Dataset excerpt
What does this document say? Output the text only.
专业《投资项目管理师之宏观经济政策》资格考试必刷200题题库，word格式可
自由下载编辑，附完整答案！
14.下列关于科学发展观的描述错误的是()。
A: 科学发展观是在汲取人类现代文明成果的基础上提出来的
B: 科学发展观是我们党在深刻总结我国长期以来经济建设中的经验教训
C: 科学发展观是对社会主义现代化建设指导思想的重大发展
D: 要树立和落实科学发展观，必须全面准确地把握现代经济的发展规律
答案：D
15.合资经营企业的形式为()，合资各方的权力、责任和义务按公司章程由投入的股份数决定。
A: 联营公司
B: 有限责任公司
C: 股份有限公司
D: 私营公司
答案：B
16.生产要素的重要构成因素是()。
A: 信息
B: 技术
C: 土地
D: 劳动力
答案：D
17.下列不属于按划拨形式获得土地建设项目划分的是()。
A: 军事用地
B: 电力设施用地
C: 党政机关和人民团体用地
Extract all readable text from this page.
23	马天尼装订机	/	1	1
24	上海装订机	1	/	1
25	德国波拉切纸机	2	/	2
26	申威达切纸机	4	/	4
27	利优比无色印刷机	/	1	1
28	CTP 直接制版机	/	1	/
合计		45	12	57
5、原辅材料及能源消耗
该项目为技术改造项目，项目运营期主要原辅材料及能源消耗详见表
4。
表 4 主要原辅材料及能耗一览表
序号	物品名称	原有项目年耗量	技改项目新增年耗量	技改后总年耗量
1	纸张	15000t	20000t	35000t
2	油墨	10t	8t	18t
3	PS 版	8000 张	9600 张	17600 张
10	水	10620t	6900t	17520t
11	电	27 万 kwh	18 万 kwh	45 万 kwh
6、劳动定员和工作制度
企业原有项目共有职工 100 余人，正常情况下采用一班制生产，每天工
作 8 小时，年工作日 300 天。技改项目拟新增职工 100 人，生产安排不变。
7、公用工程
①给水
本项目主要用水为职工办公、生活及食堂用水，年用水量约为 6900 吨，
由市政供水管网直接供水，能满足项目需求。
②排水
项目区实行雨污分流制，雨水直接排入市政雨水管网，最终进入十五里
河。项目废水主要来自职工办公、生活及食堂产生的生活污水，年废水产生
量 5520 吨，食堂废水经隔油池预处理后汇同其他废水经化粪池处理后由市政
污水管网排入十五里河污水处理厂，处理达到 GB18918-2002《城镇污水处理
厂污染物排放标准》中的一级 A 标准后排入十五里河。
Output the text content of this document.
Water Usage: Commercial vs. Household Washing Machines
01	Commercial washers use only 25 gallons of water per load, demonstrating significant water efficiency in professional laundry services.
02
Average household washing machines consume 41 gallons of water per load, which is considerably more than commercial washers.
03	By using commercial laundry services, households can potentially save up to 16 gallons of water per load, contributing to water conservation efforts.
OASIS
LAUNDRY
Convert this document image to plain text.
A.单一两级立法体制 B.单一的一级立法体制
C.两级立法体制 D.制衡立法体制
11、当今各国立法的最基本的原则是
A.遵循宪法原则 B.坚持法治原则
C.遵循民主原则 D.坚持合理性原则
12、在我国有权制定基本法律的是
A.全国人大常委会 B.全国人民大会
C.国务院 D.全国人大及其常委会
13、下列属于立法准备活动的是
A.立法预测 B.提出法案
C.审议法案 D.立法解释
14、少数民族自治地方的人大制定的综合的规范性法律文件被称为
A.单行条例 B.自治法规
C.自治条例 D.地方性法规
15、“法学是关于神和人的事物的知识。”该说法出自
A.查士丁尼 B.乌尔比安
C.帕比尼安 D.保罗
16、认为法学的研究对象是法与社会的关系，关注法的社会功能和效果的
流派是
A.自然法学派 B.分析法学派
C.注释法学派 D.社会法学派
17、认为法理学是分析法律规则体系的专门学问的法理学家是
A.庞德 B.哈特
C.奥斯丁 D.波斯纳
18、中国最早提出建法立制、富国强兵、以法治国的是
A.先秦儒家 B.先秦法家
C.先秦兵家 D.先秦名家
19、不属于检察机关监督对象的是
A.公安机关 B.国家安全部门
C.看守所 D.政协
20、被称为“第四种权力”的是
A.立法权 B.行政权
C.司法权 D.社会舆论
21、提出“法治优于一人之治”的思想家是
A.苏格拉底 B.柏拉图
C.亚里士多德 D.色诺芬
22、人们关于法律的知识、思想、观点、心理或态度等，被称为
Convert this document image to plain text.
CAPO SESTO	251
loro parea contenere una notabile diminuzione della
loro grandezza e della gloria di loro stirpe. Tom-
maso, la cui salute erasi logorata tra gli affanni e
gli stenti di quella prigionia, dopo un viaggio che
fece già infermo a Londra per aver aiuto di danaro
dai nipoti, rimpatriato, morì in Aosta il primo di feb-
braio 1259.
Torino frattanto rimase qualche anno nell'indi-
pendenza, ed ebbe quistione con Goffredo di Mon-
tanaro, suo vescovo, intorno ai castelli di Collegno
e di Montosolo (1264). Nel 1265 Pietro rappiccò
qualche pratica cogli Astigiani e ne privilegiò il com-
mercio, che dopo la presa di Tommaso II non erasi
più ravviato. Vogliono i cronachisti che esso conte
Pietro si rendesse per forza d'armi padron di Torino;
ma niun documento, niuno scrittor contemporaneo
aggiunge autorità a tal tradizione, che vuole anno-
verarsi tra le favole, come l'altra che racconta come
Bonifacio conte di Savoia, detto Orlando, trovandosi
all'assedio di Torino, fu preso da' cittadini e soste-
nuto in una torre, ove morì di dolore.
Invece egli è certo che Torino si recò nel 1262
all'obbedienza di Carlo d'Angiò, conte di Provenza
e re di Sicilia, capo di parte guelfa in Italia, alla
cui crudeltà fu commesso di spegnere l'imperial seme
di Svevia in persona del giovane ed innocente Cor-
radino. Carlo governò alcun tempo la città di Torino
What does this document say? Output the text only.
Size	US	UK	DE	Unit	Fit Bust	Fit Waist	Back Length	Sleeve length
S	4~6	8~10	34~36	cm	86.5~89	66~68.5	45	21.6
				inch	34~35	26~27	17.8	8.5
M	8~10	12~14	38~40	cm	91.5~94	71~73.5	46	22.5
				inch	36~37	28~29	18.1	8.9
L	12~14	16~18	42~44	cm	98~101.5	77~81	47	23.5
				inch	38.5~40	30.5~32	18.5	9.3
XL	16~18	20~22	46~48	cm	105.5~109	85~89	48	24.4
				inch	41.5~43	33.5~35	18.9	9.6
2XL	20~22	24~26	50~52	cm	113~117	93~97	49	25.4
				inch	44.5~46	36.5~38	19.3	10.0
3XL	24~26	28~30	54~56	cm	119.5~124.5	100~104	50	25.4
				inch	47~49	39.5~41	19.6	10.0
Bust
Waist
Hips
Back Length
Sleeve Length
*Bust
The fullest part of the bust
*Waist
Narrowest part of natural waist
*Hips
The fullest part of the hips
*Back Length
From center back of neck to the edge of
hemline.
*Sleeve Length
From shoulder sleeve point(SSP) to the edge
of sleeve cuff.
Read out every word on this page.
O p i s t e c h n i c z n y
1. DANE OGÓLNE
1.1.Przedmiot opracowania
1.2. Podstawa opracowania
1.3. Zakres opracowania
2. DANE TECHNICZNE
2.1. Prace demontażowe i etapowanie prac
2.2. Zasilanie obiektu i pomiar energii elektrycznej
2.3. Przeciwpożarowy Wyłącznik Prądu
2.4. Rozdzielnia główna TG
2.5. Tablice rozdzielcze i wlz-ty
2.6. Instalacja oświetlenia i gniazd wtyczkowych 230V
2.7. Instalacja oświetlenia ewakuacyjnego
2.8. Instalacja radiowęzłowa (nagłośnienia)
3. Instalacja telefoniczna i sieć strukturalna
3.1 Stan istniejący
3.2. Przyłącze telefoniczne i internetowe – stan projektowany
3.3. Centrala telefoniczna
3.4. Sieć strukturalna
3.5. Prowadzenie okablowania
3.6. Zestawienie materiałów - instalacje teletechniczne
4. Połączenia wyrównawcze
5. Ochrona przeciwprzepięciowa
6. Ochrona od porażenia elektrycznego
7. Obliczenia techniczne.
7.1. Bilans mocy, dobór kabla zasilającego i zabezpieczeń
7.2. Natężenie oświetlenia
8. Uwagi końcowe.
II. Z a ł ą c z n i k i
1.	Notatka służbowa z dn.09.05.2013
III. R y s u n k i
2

* _WORK REQUIRED_
Exactly and exclusively, repeat the lines from the line that contains "Read out every word on this page." through the end of the records, both ends included.

* _SOLVED EXERCISE_
Read out every word on this page.
O p i s t e c h n i c z n y
1. DANE OGÓLNE
1.1.Przedmiot opracowania
1.2. Podstawa opracowania
1.3. Zakres opracowania
2. DANE TECHNICZNE
2.1. Prace demontażowe i etapowanie prac
2.2. Zasilanie obiektu i pomiar energii elektrycznej
2.3. Przeciwpożarowy Wyłącznik Prądu
2.4. Rozdzielnia główna TG
2.5. Tablice rozdzielcze i wlz-ty
2.6. Instalacja oświetlenia i gniazd wtyczkowych 230V
2.7. Instalacja oświetlenia ewakuacyjnego
2.8. Instalacja radiowęzłowa (nagłośnienia)
3. Instalacja telefoniczna i sieć strukturalna
3.1 Stan istniejący
3.2. Przyłącze telefoniczne i internetowe – stan projektowany
3.3. Centrala telefoniczna
3.4. Sieć strukturalna
3.5. Prowadzenie okablowania
3.6. Zestawienie materiałów - instalacje teletechniczne
4. Połączenia wyrównawcze
5. Ochrona przeciwprzepięciowa
6. Ochrona od porażenia elektrycznego
7. Obliczenia techniczne.
7.1. Bilans mocy, dobór kabla zasilającego i zabezpieczeń
7.2. Natężenie oświetlenia
8. Uwagi końcowe.
II. Z a ł ą c z n i k i
1.	Notatka służbowa z dn.09.05.2013
III. R y s u n k i
2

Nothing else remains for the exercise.